* _What the task asks_: Please copy from the aspergillosis trial listing below the part that opens with the words containing "The cases will" and closes with "progressive pleural thickening)".

* _Document excerpt_:

========

Condition Chronic Pulmonary Aspergillosis
Treatment Itraconazole 200 mg, Voriconazole 200mg
Clinical Study IdentifierNCT04824417
SponsorPostgraduate Institute of Medical Education and Research
Last Modified on28 June 2022


Yes No Not Sure

Inclusion Criteria

The cases will include treatment naïve consecutive subjects with chronic cavitary pulmonary
aspergillosis (CPA). The diagnosis of CPA will be made by a multidisciplinary team
(pulmonary physicians, radiologist and microbiologist) based on composite of clinical
radiological and microbiological criteria.(9, 10) This includes presence of all the
following: (i) one or more clinical symptoms (persistent cough, recurrent hemoptysis
weight loss, malaise, fever and dyspnea) for ≥3 months; (ii) slowly progressive or
persistent radiological findings (one or more cavities and surrounding fibrosis
infiltrates, consolidation, with or without fungal ball or progressive pleural thickening)

========

* _Stored data_:

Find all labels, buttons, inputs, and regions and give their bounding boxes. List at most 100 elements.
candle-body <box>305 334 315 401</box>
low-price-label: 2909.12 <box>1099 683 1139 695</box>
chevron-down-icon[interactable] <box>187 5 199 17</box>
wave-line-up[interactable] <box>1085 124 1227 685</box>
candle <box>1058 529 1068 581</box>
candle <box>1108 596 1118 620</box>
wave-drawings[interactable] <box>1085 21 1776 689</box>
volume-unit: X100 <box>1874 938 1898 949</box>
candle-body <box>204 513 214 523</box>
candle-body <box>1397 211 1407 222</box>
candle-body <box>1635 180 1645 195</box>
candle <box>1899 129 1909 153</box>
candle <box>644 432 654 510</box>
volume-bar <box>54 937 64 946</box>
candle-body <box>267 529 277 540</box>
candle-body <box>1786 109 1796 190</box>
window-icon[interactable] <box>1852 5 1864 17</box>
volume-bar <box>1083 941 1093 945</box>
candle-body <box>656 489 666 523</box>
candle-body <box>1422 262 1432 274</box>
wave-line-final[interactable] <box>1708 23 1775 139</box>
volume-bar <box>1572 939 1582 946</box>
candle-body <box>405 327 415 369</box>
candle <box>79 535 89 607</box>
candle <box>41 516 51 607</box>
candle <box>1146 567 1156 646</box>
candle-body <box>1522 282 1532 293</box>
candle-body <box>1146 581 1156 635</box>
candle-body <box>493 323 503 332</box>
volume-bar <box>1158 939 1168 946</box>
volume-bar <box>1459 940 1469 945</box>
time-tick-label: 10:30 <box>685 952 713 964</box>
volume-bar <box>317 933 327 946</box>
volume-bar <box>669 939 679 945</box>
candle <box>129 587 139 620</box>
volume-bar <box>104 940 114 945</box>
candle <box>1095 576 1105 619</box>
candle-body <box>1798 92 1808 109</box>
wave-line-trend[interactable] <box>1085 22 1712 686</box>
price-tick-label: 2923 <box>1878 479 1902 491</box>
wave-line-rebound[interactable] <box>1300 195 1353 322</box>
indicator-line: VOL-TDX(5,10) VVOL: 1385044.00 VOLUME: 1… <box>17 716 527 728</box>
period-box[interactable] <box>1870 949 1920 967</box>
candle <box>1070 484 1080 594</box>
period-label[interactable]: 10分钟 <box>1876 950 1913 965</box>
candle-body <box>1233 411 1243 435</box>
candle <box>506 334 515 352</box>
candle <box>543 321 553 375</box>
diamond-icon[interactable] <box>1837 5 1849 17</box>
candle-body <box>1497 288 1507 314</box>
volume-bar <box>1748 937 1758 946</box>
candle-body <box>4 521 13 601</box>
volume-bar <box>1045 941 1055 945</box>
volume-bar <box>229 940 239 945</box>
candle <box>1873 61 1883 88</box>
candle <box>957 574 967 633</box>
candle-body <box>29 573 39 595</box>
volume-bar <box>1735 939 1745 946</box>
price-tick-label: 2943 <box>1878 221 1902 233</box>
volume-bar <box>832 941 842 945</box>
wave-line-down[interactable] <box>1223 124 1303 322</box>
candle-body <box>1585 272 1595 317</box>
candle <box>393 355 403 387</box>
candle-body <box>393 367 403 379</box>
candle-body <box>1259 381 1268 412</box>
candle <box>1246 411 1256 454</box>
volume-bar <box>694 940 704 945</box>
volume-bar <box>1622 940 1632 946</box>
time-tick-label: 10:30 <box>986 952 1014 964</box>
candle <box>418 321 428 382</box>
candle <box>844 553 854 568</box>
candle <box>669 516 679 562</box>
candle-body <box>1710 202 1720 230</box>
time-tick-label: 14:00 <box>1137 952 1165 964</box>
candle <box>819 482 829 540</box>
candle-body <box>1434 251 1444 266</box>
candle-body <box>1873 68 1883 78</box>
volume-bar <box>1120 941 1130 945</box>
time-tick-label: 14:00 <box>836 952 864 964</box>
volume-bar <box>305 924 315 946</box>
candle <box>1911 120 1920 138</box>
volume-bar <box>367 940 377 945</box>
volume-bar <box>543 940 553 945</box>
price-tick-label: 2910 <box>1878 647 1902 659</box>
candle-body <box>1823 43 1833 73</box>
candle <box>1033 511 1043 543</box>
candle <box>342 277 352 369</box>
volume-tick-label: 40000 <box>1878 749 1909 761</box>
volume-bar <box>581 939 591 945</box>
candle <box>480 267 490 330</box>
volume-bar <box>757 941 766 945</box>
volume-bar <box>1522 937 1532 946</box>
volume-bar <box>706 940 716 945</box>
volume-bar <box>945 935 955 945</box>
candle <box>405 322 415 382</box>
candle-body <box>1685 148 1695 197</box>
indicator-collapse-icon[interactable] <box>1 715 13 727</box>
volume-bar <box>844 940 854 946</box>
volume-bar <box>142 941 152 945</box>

========

* _Task response_:
The cases will include treatment naïve consecutive subjects with chronic cavitary pulmonary
aspergillosis (CPA). The diagnosis of CPA will be made by a multidisciplinary team
(pulmonary physicians, radiologist and microbiologist) based on composite of clinical
radiological and microbiological criteria.(9, 10) This includes presence of all the
following: (i) one or more clinical symptoms (persistent cough, recurrent hemoptysis
weight loss, malaise, fever and dyspnea) for ≥3 months; (ii) slowly progressive or
persistent radiological findings (one or more cavities and surrounding fibrosis
infiltrates, consolidation, with or without fungal ball or progressive pleural thickening)